Update everything from the start of the data down to and including the line containing "- header-lan: Län: [36, 61, 118, 81]", replacing "plot-area" with "chart-area" and leaving all else unchanged.

Data from a collection:
::::::::::
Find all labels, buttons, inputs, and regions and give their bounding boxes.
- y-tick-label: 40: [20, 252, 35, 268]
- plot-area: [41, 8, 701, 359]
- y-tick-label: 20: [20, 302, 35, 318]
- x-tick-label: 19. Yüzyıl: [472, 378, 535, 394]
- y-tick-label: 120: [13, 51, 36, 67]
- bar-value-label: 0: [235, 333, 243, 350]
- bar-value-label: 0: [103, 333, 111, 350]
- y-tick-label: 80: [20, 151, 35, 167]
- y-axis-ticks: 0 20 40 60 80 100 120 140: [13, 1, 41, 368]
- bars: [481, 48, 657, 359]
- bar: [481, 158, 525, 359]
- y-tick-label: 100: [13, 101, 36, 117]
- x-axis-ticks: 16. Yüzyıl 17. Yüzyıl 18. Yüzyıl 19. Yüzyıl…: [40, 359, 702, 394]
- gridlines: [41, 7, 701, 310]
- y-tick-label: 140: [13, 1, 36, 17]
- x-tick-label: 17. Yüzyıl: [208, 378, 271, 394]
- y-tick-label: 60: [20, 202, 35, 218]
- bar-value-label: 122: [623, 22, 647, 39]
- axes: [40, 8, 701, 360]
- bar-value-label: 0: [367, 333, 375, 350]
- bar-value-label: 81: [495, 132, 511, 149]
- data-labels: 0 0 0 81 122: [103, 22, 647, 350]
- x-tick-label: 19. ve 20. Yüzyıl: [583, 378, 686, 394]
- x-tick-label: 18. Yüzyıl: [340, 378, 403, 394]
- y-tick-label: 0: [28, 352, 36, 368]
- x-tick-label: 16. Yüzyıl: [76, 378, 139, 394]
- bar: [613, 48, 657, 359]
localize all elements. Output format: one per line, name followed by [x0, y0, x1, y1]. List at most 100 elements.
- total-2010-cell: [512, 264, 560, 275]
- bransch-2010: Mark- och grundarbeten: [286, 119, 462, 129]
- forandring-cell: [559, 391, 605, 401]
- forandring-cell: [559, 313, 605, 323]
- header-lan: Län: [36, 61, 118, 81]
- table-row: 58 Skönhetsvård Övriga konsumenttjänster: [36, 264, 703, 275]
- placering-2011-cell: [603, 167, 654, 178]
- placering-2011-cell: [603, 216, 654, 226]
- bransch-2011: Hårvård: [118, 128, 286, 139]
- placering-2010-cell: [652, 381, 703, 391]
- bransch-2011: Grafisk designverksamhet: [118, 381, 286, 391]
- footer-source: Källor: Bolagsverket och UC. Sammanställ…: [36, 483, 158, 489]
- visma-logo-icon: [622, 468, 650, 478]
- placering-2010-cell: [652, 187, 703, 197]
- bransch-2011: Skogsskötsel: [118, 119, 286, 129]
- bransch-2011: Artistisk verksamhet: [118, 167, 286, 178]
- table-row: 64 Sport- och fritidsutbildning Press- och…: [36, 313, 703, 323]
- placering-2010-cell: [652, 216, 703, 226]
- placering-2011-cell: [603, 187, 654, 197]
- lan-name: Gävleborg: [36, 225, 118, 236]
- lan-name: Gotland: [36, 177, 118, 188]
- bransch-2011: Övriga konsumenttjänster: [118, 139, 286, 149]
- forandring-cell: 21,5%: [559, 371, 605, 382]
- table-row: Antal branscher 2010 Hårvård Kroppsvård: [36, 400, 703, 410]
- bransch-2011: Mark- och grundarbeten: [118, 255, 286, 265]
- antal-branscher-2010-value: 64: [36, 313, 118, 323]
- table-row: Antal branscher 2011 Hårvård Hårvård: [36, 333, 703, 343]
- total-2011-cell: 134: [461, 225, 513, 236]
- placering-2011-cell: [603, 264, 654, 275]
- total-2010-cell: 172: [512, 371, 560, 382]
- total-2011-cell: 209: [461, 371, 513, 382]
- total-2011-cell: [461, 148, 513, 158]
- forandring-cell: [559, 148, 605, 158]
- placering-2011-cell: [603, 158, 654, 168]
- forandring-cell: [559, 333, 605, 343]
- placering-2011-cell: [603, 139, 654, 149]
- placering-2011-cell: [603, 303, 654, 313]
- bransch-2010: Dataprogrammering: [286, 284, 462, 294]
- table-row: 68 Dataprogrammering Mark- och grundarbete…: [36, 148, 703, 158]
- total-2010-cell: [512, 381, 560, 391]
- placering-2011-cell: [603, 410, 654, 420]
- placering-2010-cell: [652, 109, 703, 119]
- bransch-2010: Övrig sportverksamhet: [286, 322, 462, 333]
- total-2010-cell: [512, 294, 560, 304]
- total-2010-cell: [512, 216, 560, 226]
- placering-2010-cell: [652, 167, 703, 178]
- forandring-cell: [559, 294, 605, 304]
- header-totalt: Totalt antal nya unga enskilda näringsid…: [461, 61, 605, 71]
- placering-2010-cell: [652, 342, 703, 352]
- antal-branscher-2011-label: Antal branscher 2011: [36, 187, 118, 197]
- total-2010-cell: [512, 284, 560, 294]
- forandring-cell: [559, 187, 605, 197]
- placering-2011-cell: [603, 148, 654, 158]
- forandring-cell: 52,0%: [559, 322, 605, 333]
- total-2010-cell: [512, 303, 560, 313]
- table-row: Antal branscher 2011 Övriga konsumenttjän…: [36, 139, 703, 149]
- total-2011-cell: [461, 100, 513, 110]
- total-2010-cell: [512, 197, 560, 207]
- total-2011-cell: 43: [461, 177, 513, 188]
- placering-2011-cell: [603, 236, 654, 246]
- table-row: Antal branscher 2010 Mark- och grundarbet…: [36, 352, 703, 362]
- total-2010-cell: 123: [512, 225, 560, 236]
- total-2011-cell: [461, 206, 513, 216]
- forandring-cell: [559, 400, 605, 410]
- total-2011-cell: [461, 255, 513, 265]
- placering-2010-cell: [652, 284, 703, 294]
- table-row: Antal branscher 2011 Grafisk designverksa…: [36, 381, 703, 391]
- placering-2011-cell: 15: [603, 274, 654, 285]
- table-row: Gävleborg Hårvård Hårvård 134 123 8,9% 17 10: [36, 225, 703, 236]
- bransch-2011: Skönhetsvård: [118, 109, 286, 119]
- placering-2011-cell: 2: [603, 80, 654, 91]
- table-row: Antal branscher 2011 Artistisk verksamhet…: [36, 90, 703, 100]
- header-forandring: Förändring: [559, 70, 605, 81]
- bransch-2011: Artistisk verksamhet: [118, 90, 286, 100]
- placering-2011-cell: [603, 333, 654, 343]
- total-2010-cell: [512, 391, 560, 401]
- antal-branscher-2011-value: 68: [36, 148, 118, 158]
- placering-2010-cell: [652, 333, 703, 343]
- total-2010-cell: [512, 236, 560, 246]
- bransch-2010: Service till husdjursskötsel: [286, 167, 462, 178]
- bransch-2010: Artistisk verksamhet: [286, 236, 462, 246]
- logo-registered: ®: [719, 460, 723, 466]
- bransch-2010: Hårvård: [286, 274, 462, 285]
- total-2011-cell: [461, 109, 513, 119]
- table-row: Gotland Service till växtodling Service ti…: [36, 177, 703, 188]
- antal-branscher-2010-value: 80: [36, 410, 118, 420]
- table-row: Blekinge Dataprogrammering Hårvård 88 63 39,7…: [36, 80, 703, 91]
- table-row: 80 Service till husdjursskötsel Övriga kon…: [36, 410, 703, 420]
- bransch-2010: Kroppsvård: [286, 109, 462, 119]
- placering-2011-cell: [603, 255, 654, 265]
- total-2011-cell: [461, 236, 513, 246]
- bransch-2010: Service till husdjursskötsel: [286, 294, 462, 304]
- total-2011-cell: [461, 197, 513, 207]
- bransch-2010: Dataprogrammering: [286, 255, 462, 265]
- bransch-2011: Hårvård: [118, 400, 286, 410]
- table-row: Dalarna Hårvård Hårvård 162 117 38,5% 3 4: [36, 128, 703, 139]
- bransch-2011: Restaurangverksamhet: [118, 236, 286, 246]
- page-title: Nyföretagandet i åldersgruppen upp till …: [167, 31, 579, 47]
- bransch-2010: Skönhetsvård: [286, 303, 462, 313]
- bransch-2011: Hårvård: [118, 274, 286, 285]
::::::::::
REPLY TO THE TASK:
Find all labels, buttons, inputs, and regions and give their bounding boxes.
- y-tick-label: 40: [20, 252, 35, 268]
- chart-area: [41, 8, 701, 359]
- y-tick-label: 20: [20, 302, 35, 318]
- x-tick-label: 19. Yüzyıl: [472, 378, 535, 394]
- y-tick-label: 120: [13, 51, 36, 67]
- bar-value-label: 0: [235, 333, 243, 350]
- bar-value-label: 0: [103, 333, 111, 350]
- y-tick-label: 80: [20, 151, 35, 167]
- y-axis-ticks: 0 20 40 60 80 100 120 140: [13, 1, 41, 368]
- bars: [481, 48, 657, 359]
- bar: [481, 158, 525, 359]
- y-tick-label: 100: [13, 101, 36, 117]
- x-axis-ticks: 16. Yüzyıl 17. Yüzyıl 18. Yüzyıl 19. Yüzyıl…: [40, 359, 702, 394]
- gridlines: [41, 7, 701, 310]
- y-tick-label: 140: [13, 1, 36, 17]
- x-tick-label: 17. Yüzyıl: [208, 378, 271, 394]
- y-tick-label: 60: [20, 202, 35, 218]
- bar-value-label: 122: [623, 22, 647, 39]
- axes: [40, 8, 701, 360]
- bar-value-label: 0: [367, 333, 375, 350]
- bar-value-label: 81: [495, 132, 511, 149]
- data-labels: 0 0 0 81 122: [103, 22, 647, 350]
- x-tick-label: 19. ve 20. Yüzyıl: [583, 378, 686, 394]
- x-tick-label: 18. Yüzyıl: [340, 378, 403, 394]
- y-tick-label: 0: [28, 352, 36, 368]
- x-tick-label: 16. Yüzyıl: [76, 378, 139, 394]
- bar: [613, 48, 657, 359]
localize all elements. Output format: one per line, name followed by [x0, y0, x1, y1]. List at most 100 elements.
- total-2010-cell: [512, 264, 560, 275]
- bransch-2010: Mark- och grundarbeten: [286, 119, 462, 129]
- forandring-cell: [559, 391, 605, 401]
- forandring-cell: [559, 313, 605, 323]
- header-lan: Län: [36, 61, 118, 81]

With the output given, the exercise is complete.